• [TEXT BLOCK]:
* start *
Other items sold were a silver-plated copy of Mein Kampf and a cocktail dress belonging to Eva Braun

Adolf Hitler
Adolf Hitler

Adolf Hitler’s top hat has sold for more than $55,000 (£42,500) at a controversial auction in Germany of Nazi memorabilia.

The auction at Hermann Historica began on Wednesday in Munich and continued on Thursday.

Other items sold on the first day were a silver-plated copy of Mein Kampf that once belonged to senior Nazi Hermann Goering for about $145,000 (£112,600) and a cocktail dress belonging to Hitler’s paramour Eva Braun for $5,000 (£3,900), double the expected price, Deutcshe Welle reported.

Rabbi Menachem Margolin, chairman of the European Jewish Association, had appealed to the auction house to cancel the sale, saying that it would “send a message that some things particularly when so metaphorically blood soaked, should not and must not be traded.”
* end *
• [DATASET]:
* start *
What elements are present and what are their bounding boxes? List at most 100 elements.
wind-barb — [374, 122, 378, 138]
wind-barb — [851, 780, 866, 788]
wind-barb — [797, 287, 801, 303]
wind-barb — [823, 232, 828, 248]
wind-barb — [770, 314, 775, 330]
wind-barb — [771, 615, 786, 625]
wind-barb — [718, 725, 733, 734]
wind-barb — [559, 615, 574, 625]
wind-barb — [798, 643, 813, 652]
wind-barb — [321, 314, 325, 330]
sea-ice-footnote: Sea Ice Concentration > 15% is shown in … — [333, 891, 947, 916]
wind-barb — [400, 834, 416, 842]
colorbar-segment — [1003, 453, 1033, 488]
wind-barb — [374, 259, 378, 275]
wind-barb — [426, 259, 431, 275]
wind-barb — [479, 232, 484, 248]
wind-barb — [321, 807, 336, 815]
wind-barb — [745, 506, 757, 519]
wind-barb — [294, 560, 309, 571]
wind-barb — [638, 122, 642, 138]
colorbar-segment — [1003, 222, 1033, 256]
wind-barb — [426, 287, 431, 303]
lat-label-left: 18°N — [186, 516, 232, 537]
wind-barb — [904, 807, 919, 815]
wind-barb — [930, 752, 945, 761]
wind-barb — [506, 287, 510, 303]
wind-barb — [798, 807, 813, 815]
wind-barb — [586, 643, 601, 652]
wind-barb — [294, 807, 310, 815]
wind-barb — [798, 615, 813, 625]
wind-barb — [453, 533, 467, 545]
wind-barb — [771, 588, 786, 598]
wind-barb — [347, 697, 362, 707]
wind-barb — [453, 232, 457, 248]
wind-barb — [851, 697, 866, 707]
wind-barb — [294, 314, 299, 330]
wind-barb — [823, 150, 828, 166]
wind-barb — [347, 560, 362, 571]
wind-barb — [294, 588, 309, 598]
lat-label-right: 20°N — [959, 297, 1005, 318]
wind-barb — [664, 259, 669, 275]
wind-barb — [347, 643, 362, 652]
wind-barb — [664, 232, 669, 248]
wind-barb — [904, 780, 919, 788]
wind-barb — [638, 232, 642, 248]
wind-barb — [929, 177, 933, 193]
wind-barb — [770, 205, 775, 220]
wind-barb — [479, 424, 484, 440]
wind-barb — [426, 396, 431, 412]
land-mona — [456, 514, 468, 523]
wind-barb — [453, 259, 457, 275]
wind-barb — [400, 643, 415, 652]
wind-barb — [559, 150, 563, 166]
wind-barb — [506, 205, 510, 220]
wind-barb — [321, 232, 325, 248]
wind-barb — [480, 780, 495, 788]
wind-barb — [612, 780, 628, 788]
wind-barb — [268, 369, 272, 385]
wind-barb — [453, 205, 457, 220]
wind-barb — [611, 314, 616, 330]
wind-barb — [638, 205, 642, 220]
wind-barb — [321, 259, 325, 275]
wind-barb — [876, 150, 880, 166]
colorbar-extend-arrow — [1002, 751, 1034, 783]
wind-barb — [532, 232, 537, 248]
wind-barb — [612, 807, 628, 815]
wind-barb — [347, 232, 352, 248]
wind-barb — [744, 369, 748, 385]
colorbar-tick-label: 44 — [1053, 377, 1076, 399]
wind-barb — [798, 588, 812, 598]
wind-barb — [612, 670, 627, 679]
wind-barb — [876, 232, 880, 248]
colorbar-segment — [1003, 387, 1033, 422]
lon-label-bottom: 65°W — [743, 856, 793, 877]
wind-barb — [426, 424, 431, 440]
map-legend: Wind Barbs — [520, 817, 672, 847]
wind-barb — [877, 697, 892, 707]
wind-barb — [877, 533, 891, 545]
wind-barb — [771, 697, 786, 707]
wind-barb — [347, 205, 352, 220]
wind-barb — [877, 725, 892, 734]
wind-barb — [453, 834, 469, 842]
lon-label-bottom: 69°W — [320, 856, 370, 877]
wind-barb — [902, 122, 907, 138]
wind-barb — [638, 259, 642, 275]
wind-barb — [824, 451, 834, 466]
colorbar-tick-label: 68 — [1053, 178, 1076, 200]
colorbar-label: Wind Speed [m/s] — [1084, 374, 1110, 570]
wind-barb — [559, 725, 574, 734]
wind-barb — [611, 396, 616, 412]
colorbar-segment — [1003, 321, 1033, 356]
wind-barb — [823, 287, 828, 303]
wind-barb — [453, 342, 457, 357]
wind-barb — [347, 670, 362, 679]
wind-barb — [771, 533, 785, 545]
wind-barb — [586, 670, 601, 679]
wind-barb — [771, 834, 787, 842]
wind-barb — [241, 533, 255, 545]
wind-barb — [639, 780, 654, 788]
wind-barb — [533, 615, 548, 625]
* end *
• [EXERCISES TO COMPLETE]:
1: According to the article on the Nazi memorabilia auction, how much did the copy of Mein Kampf that once belonged to Hermann Goering sell for?
2: Render this sentence from the article on the Nazi memorabilia auction in Spanish: "The auction at Hermann Historica began on Wednesday in Munich and continued on Thursday."
3: Extend the article on the Nazi memorabilia auction past its last sentence.

• [SET OF ANSWERS]:
1: About $145,000 (£112,600).

2: La subasta en Hermann Historica comenzó el miércoles en Múnich y continuó el jueves.

3:
“The Nazis’ crimes are being trivialized here,” the German government’s anti-Semitism commissioner Felix Klein told Funke newspaper group. “They’re acting as if they’re trading in perfectly normal historical art objects,” he also said, adding that “there is a danger that Nazi relics become cult objects.”

Hermann Historica director Bernhard Pacher told Deutsche Welle that most customers “are museums, state collections and private collectors who really meticulously deal with the subject.”